(ENTRIES SUPPLIED):
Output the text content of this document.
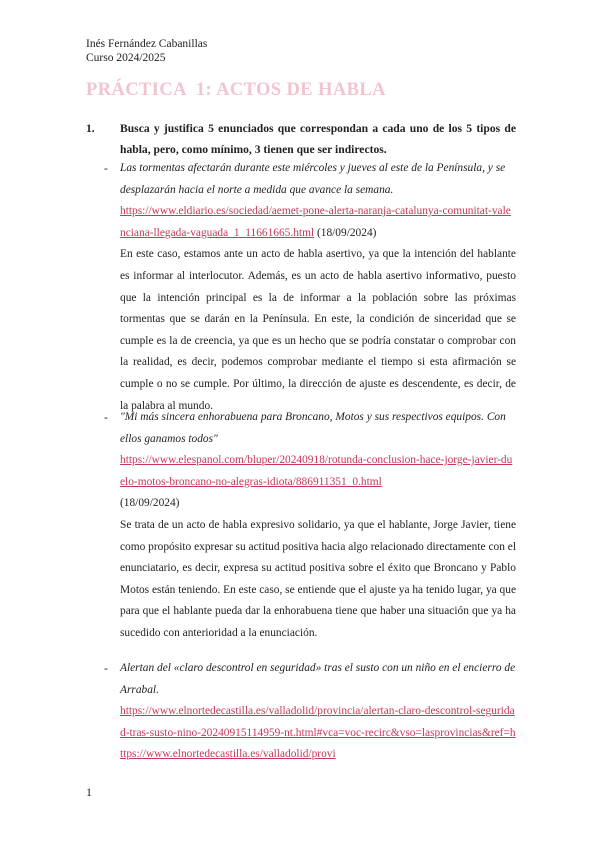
Inés Fernández Cabanillas
Curso 2024/2025
PRÁCTICA  1: ACTOS DE HABLA
1. Busca y justifica 5 enunciados que correspondan a cada uno de los 5 tipos de habla, pero, como mínimo, 3 tienen que ser indirectos.
- Las tormentas afectarán durante este miércoles y jueves al este de la Península, y se desplazarán hacia el norte a medida que avance la semana.
https://www.eldiario.es/sociedad/aemet-pone-alerta-naranja-catalunya-comunitat-valenciana-llegada-vaguada_1_11661665.html (18/09/2024)

En este caso, estamos ante un acto de habla asertivo, ya que la intención del hablante es informar al interlocutor. Además, es un acto de habla asertivo informativo, puesto que la intención principal es la de informar a la población sobre las próximas tormentas que se darán en la Península. En este, la condición de sinceridad que se cumple es la de creencia, ya que es un hecho que se podría constatar o comprobar con la realidad, es decir, podemos comprobar mediante el tiempo si esta afirmación se cumple o no se cumple. Por último, la dirección de ajuste es descendente, es decir, de la palabra al mundo.

- "Mi más sincera enhorabuena para Broncano, Motos y sus respectivos equipos. Con ellos ganamos todos"
https://www.elespanol.com/bluper/20240918/rotunda-conclusion-hace-jorge-javier-duelo-motos-broncano-no-alegras-idiota/886911351_0.html
(18/09/2024)

Se trata de un acto de habla expresivo solidario, ya que el hablante, Jorge Javier, tiene como propósito expresar su actitud positiva hacia algo relacionado directamente con el enunciatario, es decir, expresa su actitud positiva sobre el éxito que Broncano y Pablo Motos están teniendo. En este caso, se entiende que el ajuste ya ha tenido lugar, ya que para que el hablante pueda dar la enhorabuena tiene que haber una situación que ya ha sucedido con anterioridad a la enunciación.

- Alertan del «claro descontrol en seguridad» tras el susto con un niño en el encierro de Arrabal.
https://www.elnortedecastilla.es/valladolid/provincia/alertan-claro-descontrol-seguridad-tras-susto-nino-20240915114959-nt.html#vca=voc-recirc&vso=lasprovincias&ref=https://www.elnortedecastilla.es/valladolid/provi
1
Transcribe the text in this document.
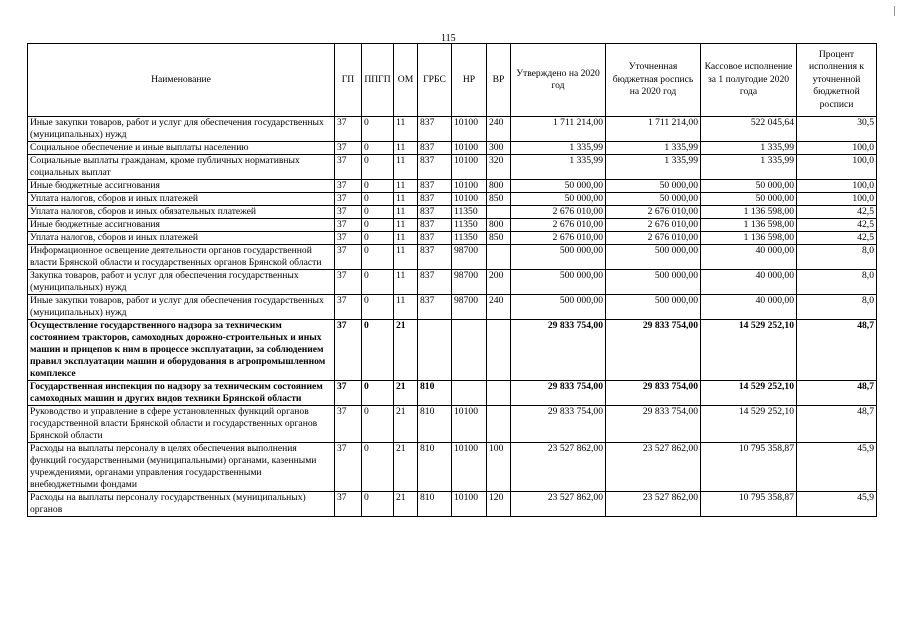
115
Наименование	ГП	ППГП	ОМ	ГРБС	НР	ВР	Утверждено на 2020 год	Уточненная бюджетная роспись на 2020 год	Кассовое исполнение за 1 полугодие 2020 года	Процент исполнения к уточненной бюджетной росписи
Иные закупки товаров, работ и услуг для обеспечения государственных (муниципальных) нужд	37	0	11	837	10100	240	1 711 214,00	1 711 214,00	522 045,64	30,5
Социальное обеспечение и иные выплаты населению	37	0	11	837	10100	300	1 335,99	1 335,99	1 335,99	100,0
Социальные выплаты гражданам, кроме публичных нормативных социальных выплат	37	0	11	837	10100	320	1 335,99	1 335,99	1 335,99	100,0
Иные бюджетные ассигнования	37	0	11	837	10100	800	50 000,00	50 000,00	50 000,00	100,0
Уплата налогов, сборов и иных платежей	37	0	11	837	10100	850	50 000,00	50 000,00	50 000,00	100,0
Уплата налогов, сборов и иных обязательных платежей	37	0	11	837	11350		2 676 010,00	2 676 010,00	1 136 598,00	42,5
Иные бюджетные ассигнования	37	0	11	837	11350	800	2 676 010,00	2 676 010,00	1 136 598,00	42,5
Уплата налогов, сборов и иных платежей	37	0	11	837	11350	850	2 676 010,00	2 676 010,00	1 136 598,00	42,5
Информационное освещение деятельности органов государственной власти Брянской области и государственных органов Брянской области	37	0	11	837	98700		500 000,00	500 000,00	40 000,00	8,0
Закупка товаров, работ и услуг для обеспечения государственных (муниципальных) нужд	37	0	11	837	98700	200	500 000,00	500 000,00	40 000,00	8,0
Иные закупки товаров, работ и услуг для обеспечения государственных (муниципальных) нужд	37	0	11	837	98700	240	500 000,00	500 000,00	40 000,00	8,0
Осуществление государственного надзора за техническим состоянием тракторов, самоходных дорожно-строительных и иных машин и прицепов к ним в процессе эксплуатации, за соблюдением правил эксплуатации машин и оборудования в агропромышленном комплексе	37	0	21				29 833 754,00	29 833 754,00	14 529 252,10	48,7
Государственная инспекция по надзору за техническим состоянием самоходных машин и других видов техники Брянской области	37	0	21	810			29 833 754,00	29 833 754,00	14 529 252,10	48,7
Руководство и управление в сфере установленных функций органов государственной власти Брянской области и государственных органов Брянской области	37	0	21	810	10100		29 833 754,00	29 833 754,00	14 529 252,10	48,7
Расходы на выплаты персоналу в целях обеспечения выполнения функций государственными (муниципальными) органами, казенными учреждениями, органами управления государственными внебюджетными фондами	37	0	21	810	10100	100	23 527 862,00	23 527 862,00	10 795 358,87	45,9
Расходы на выплаты персоналу государственных (муниципальных) органов	37	0	21	810	10100	120	23 527 862,00	23 527 862,00	10 795 358,87	45,9
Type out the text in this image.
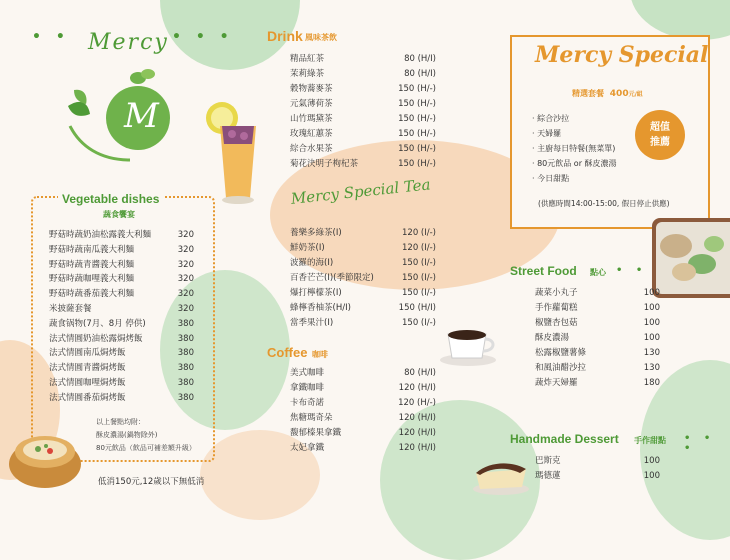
• • Mercy • • •
M
Vegetable dishes
蔬食饗宴
野菇時蔬奶油松露義大利麵	320
野菇時蔬南瓜義大利麵	320
野菇時蔬青醬義大利麵	320
野菇時蔬咖哩義大利麵	320
野菇時蔬番茄義大利麵	320
米披薩套餐	320
蔬食锅物(7月、8月 停供)	380
法式情圓奶油松露焗烤飯	380
法式情圓南瓜焗烤飯	380
法式情圓青醬焗烤飯	380
法式情圓咖哩焗烤飯	380
法式情圓番茄焗烤飯	380
以上餐點均附：
酥皮濃湯(鍋物除外)
80元飲品（飲品可補差額升級）
低消150元,12歲以下無低消
Drink 風味茶飲
精品紅茶	80 (H/I)
茉莉綠茶	80 (H/I)
穀物蕎麥茶	150 (H/-)
元氣薄荷茶	150 (H/-)
山竹瑪黛茶	150 (H/-)
玫瑰紅蕙茶	150 (H/-)
綜合水果茶	150 (H/-)
菊花決明子枸杞茶	150 (H/-)
Mercy Special Tea
養樂多綠茶(I)	120 (I/-)
鮮奶茶(I)	120 (I/-)
波羅的海(I)	150 (I/-)
百香芒芒(I)(季節限定)	150 (I/-)
爆打檸檬茶(I)	150 (I/-)
蜂檸香柚茶(H/I)	150 (H/I)
當季果汁(I)	150 (I/-)
Coffee 咖啡
美式咖啡	80 (H/I)
拿鐵咖啡	120 (H/I)
卡布奇諾	120 (H/-)
焦糖瑪奇朵	120 (H/I)
馥郁榛果拿鐵	120 (H/I)
太妃拿鐵	120 (H/I)
Mercy Special
精選套餐 400元/組
· 綜合沙拉
· 天婦羅
· 主廚每日特餐(無菜單)
· 80元飲品 or 酥皮濃湯
· 今日甜點
(供應時間14:00-15:00, 假日停止供應)
超值
推薦
Street Food 點心 • •
蔬菜小丸子	100
手作蘿蔔糕	100
椒鹽杏包菇	100
酥皮濃湯	100
松露椒鹽薯條	130
和風油醋沙拉	130
蔬炸天婦羅	180
Handmade Dessert 手作甜點 • • •
巴斯克	100
瑪德蓮	100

(TASK OBJECTIVE): Please set down each line of the data above exactly as written, without the pictures.

(WORKED ANSWER):
Output the text content of this document.
Inés Fernández Cabanillas
Curso 2024/2025
PRÁCTICA  1: ACTOS DE HABLA
1. Busca y justifica 5 enunciados que correspondan a cada uno de los 5 tipos de habla, pero, como mínimo, 3 tienen que ser indirectos.
- Las tormentas afectarán durante este miércoles y jueves al este de la Península, y se desplazarán hacia el norte a medida que avance la semana.
https://www.eldiario.es/sociedad/aemet-pone-alerta-naranja-catalunya-comunitat-valenciana-llegada-vaguada_1_11661665.html (18/09/2024)

En este caso, estamos ante un acto de habla asertivo, ya que la intención del hablante es informar al interlocutor. Además, es un acto de habla asertivo informativo, puesto que la intención principal es la de informar a la población sobre las próximas tormentas que se darán en la Península. En este, la condición de sinceridad que se cumple es la de creencia, ya que es un hecho que se podría constatar o comprobar con la realidad, es decir, podemos comprobar mediante el tiempo si esta afirmación se cumple o no se cumple. Por último, la dirección de ajuste es descendente, es decir, de la palabra al mundo.

- "Mi más sincera enhorabuena para Broncano, Motos y sus respectivos equipos. Con ellos ganamos todos"
https://www.elespanol.com/bluper/20240918/rotunda-conclusion-hace-jorge-javier-duelo-motos-broncano-no-alegras-idiota/886911351_0.html
(18/09/2024)

Se trata de un acto de habla expresivo solidario, ya que el hablante, Jorge Javier, tiene como propósito expresar su actitud positiva hacia algo relacionado directamente con el enunciatario, es decir, expresa su actitud positiva sobre el éxito que Broncano y Pablo Motos están teniendo. En este caso, se entiende que el ajuste ya ha tenido lugar, ya que para que el hablante pueda dar la enhorabuena tiene que haber una situación que ya ha sucedido con anterioridad a la enunciación.

- Alertan del «claro descontrol en seguridad» tras el susto con un niño en el encierro de Arrabal.
https://www.elnortedecastilla.es/valladolid/provincia/alertan-claro-descontrol-seguridad-tras-susto-nino-20240915114959-nt.html#vca=voc-recirc&vso=lasprovincias&ref=https://www.elnortedecastilla.es/valladolid/provi
1
Transcribe the text in this document.
115
Наименование	ГП	ППГП	ОМ	ГРБС	НР	ВР	Утверждено на 2020 год	Уточненная бюджетная роспись на 2020 год	Кассовое исполнение за 1 полугодие 2020 года	Процент исполнения к уточненной бюджетной росписи
Иные закупки товаров, работ и услуг для обеспечения государственных (муниципальных) нужд	37	0	11	837	10100	240	1 711 214,00	1 711 214,00	522 045,64	30,5
Социальное обеспечение и иные выплаты населению	37	0	11	837	10100	300	1 335,99	1 335,99	1 335,99	100,0
Социальные выплаты гражданам, кроме публичных нормативных социальных выплат	37	0	11	837	10100	320	1 335,99	1 335,99	1 335,99	100,0
Иные бюджетные ассигнования	37	0	11	837	10100	800	50 000,00	50 000,00	50 000,00	100,0
Уплата налогов, сборов и иных платежей	37	0	11	837	10100	850	50 000,00	50 000,00	50 000,00	100,0
Уплата налогов, сборов и иных обязательных платежей	37	0	11	837	11350		2 676 010,00	2 676 010,00	1 136 598,00	42,5
Иные бюджетные ассигнования	37	0	11	837	11350	800	2 676 010,00	2 676 010,00	1 136 598,00	42,5
Уплата налогов, сборов и иных платежей	37	0	11	837	11350	850	2 676 010,00	2 676 010,00	1 136 598,00	42,5
Информационное освещение деятельности органов государственной власти Брянской области и государственных органов Брянской области	37	0	11	837	98700		500 000,00	500 000,00	40 000,00	8,0
Закупка товаров, работ и услуг для обеспечения государственных (муниципальных) нужд	37	0	11	837	98700	200	500 000,00	500 000,00	40 000,00	8,0
Иные закупки товаров, работ и услуг для обеспечения государственных (муниципальных) нужд	37	0	11	837	98700	240	500 000,00	500 000,00	40 000,00	8,0
Осуществление государственного надзора за техническим состоянием тракторов, самоходных дорожно-строительных и иных машин и прицепов к ним в процессе эксплуатации, за соблюдением правил эксплуатации машин и оборудования в агропромышленном комплексе	37	0	21				29 833 754,00	29 833 754,00	14 529 252,10	48,7
Государственная инспекция по надзору за техническим состоянием самоходных машин и других видов техники Брянской области	37	0	21	810			29 833 754,00	29 833 754,00	14 529 252,10	48,7
Руководство и управление в сфере установленных функций органов государственной власти Брянской области и государственных органов Брянской области	37	0	21	810	10100		29 833 754,00	29 833 754,00	14 529 252,10	48,7
Расходы на выплаты персоналу в целях обеспечения выполнения функций государственными (муниципальными) органами, казенными учреждениями, органами управления государственными внебюджетными фондами	37	0	21	810	10100	100	23 527 862,00	23 527 862,00	10 795 358,87	45,9
Расходы на выплаты персоналу государственных (муниципальных) органов	37	0	21	810	10100	120	23 527 862,00	23 527 862,00	10 795 358,87	45,9
Type out the text in this image.
• • Mercy • • •
M
Vegetable dishes
蔬食饗宴
野菇時蔬奶油松露義大利麵	320
野菇時蔬南瓜義大利麵	320
野菇時蔬青醬義大利麵	320
野菇時蔬咖哩義大利麵	320
野菇時蔬番茄義大利麵	320
米披薩套餐	320
蔬食锅物(7月、8月 停供)	380
法式情圓奶油松露焗烤飯	380
法式情圓南瓜焗烤飯	380
法式情圓青醬焗烤飯	380
法式情圓咖哩焗烤飯	380
法式情圓番茄焗烤飯	380
以上餐點均附：
酥皮濃湯(鍋物除外)
80元飲品（飲品可補差額升級）
低消150元,12歲以下無低消
Drink 風味茶飲
精品紅茶	80 (H/I)
茉莉綠茶	80 (H/I)
穀物蕎麥茶	150 (H/-)
元氣薄荷茶	150 (H/-)
山竹瑪黛茶	150 (H/-)
玫瑰紅蕙茶	150 (H/-)
綜合水果茶	150 (H/-)
菊花決明子枸杞茶	150 (H/-)
Mercy Special Tea
養樂多綠茶(I)	120 (I/-)
鮮奶茶(I)	120 (I/-)
波羅的海(I)	150 (I/-)
百香芒芒(I)(季節限定)	150 (I/-)
爆打檸檬茶(I)	150 (I/-)
蜂檸香柚茶(H/I)	150 (H/I)
當季果汁(I)	150 (I/-)
Coffee 咖啡
美式咖啡	80 (H/I)
拿鐵咖啡	120 (H/I)
卡布奇諾	120 (H/-)
焦糖瑪奇朵	120 (H/I)
馥郁榛果拿鐵	120 (H/I)
太妃拿鐵	120 (H/I)
Mercy Special
精選套餐 400元/組
· 綜合沙拉
· 天婦羅
· 主廚每日特餐(無菜單)
· 80元飲品 or 酥皮濃湯
· 今日甜點
(供應時間14:00-15:00, 假日停止供應)
超值
推薦
Street Food 點心 • •
蔬菜小丸子	100
手作蘿蔔糕	100
椒鹽杏包菇	100
酥皮濃湯	100
松露椒鹽薯條	130
和風油醋沙拉	130
蔬炸天婦羅	180
Handmade Dessert 手作甜點 • • •
巴斯克	100
瑪德蓮	100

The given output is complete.